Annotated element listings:
'''
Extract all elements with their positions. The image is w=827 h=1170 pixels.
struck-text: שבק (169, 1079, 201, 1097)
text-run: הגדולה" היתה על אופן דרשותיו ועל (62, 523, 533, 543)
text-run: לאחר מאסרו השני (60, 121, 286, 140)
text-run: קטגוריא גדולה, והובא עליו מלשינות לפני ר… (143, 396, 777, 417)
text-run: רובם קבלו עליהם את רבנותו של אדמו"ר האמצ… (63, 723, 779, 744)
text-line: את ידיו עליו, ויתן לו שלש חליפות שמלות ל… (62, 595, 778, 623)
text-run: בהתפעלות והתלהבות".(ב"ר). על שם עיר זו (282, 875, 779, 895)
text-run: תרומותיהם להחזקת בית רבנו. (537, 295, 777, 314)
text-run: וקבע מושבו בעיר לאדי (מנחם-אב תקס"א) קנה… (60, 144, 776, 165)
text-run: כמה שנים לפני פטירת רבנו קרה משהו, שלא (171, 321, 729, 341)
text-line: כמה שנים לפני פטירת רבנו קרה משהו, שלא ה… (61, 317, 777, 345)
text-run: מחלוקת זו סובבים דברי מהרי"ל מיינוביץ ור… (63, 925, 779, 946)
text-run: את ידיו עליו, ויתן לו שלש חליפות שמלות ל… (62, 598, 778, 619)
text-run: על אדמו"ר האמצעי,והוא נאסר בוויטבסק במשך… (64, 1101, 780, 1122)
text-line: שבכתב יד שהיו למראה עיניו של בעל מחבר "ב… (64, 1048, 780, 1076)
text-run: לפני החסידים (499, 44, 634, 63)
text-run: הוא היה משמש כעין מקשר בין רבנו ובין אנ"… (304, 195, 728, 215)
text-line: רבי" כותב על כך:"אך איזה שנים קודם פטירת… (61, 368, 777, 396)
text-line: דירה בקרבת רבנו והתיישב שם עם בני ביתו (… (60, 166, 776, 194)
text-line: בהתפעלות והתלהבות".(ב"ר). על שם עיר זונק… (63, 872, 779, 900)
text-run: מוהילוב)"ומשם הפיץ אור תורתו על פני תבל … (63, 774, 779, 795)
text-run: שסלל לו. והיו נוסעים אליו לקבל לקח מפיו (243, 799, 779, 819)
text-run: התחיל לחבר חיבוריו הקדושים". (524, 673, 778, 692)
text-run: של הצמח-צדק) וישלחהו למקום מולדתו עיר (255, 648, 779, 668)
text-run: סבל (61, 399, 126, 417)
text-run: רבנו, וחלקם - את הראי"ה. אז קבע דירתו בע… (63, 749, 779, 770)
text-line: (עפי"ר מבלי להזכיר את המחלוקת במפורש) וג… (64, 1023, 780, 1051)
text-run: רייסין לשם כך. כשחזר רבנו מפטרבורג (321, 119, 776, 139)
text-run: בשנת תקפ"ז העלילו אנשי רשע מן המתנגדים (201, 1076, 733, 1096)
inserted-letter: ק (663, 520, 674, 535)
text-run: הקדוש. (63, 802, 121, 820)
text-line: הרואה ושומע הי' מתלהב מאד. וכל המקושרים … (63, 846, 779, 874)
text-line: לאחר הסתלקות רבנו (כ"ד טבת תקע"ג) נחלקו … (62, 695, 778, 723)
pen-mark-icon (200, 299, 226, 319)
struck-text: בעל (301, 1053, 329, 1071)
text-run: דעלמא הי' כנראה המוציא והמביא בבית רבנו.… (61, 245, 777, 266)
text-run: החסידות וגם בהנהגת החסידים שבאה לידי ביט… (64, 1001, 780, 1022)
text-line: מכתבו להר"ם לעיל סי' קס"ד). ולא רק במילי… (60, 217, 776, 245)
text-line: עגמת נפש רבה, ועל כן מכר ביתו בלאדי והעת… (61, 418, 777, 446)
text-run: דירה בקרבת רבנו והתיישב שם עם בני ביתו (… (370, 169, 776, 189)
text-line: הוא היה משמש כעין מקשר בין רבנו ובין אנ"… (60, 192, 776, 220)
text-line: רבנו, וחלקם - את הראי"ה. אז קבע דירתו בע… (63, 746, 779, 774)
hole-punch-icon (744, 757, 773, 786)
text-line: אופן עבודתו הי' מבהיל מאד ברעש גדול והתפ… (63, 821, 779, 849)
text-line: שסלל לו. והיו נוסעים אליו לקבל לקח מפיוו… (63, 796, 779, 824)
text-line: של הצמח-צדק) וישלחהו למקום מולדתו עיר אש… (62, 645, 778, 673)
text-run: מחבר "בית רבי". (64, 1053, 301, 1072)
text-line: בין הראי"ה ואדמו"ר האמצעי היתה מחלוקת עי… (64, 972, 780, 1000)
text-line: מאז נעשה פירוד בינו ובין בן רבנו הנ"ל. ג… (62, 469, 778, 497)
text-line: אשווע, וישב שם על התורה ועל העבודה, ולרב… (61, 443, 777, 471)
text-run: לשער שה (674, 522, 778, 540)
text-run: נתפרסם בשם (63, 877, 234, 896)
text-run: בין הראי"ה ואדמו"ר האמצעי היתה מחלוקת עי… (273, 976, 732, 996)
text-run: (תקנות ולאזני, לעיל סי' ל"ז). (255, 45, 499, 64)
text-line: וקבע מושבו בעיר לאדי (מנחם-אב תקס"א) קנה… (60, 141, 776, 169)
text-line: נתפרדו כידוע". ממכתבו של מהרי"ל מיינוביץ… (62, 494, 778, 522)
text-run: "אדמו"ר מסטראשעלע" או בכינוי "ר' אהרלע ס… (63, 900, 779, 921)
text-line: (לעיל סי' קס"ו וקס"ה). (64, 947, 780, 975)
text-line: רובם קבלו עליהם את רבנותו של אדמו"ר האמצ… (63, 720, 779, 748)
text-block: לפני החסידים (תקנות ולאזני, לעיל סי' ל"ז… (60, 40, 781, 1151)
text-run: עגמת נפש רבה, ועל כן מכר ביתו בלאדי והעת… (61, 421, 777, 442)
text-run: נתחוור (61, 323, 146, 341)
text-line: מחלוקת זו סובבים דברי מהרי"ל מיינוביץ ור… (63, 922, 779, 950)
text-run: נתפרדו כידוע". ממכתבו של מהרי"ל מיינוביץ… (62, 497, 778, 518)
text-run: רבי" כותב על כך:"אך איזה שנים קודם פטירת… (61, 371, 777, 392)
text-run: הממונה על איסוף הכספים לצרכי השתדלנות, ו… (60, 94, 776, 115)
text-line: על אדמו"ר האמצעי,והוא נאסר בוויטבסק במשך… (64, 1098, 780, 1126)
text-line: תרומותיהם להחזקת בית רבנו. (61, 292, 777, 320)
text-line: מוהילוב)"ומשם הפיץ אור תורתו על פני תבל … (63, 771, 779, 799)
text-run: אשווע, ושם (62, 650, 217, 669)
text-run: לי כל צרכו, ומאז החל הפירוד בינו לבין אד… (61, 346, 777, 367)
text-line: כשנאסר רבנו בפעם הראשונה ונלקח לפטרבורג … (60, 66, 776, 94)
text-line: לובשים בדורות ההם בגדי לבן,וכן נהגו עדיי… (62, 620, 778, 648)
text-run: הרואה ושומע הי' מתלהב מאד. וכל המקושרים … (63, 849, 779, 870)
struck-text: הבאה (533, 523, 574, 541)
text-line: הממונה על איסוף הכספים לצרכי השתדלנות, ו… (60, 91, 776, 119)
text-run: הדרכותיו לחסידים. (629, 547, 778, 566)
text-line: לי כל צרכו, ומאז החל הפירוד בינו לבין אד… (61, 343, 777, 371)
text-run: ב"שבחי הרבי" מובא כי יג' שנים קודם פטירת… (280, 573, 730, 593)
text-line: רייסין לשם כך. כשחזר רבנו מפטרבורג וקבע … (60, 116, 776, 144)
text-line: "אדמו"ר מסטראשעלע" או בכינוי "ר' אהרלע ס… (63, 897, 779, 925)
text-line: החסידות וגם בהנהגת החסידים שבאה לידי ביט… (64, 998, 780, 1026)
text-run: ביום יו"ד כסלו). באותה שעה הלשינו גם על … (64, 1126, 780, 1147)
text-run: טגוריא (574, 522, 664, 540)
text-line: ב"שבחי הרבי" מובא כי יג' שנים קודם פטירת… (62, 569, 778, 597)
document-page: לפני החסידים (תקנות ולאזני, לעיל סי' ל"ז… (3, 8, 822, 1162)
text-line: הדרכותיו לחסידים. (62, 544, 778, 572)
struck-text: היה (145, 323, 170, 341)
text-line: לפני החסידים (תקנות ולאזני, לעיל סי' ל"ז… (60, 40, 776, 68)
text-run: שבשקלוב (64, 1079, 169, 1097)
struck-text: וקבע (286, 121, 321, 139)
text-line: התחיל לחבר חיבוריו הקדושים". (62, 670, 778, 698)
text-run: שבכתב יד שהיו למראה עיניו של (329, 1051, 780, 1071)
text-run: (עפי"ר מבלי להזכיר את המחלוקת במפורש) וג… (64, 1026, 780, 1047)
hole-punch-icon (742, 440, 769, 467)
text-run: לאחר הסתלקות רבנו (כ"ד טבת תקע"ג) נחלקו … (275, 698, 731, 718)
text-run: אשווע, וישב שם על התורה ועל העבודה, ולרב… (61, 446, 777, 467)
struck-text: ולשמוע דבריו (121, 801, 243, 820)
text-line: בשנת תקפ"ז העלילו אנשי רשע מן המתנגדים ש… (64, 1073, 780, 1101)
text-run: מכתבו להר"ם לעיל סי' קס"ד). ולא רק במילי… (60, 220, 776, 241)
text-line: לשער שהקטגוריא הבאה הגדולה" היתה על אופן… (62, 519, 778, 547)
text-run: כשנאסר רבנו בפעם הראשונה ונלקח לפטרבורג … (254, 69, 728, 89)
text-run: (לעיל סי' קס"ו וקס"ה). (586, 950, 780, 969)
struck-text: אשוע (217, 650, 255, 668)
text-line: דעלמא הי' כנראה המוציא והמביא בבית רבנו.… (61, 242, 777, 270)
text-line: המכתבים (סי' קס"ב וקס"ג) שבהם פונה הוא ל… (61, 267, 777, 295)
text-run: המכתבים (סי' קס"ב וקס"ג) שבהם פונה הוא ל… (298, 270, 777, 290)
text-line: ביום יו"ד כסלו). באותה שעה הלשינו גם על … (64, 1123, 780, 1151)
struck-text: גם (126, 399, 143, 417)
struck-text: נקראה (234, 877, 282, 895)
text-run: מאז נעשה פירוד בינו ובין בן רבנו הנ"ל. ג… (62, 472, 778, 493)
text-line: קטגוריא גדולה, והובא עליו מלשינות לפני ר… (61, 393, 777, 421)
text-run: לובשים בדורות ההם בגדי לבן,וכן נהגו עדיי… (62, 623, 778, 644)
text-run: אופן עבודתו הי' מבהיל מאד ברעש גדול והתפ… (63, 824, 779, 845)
'''
> [What needs to be done] Return the lines running from the first one through the line containing "text-run: את ידיו", both ends included, copied character for character.

> [Task response]
Extract all elements with their positions. The image is w=827 h=1170 pixels.
struck-text: שבק (169, 1079, 201, 1097)
text-run: הגדולה" היתה על אופן דרשותיו ועל (62, 523, 533, 543)
text-run: לאחר מאסרו השני (60, 121, 286, 140)
text-run: קטגוריא גדולה, והובא עליו מלשינות לפני ר… (143, 396, 777, 417)
text-run: רובם קבלו עליהם את רבנותו של אדמו"ר האמצ… (63, 723, 779, 744)
text-line: את ידיו עליו, ויתן לו שלש חליפות שמלות ל… (62, 595, 778, 623)
text-run: בהתפעלות והתלהבות".(ב"ר). על שם עיר זו (282, 875, 779, 895)
text-run: תרומותיהם להחזקת בית רבנו. (537, 295, 777, 314)
text-run: וקבע מושבו בעיר לאדי (מנחם-אב תקס"א) קנה… (60, 144, 776, 165)
text-run: כמה שנים לפני פטירת רבנו קרה משהו, שלא (171, 321, 729, 341)
text-line: כמה שנים לפני פטירת רבנו קרה משהו, שלא ה… (61, 317, 777, 345)
text-run: מחלוקת זו סובבים דברי מהרי"ל מיינוביץ ור… (63, 925, 779, 946)
text-run: את ידיו עליו, ויתן לו שלש חליפות שמלות ל… (62, 598, 778, 619)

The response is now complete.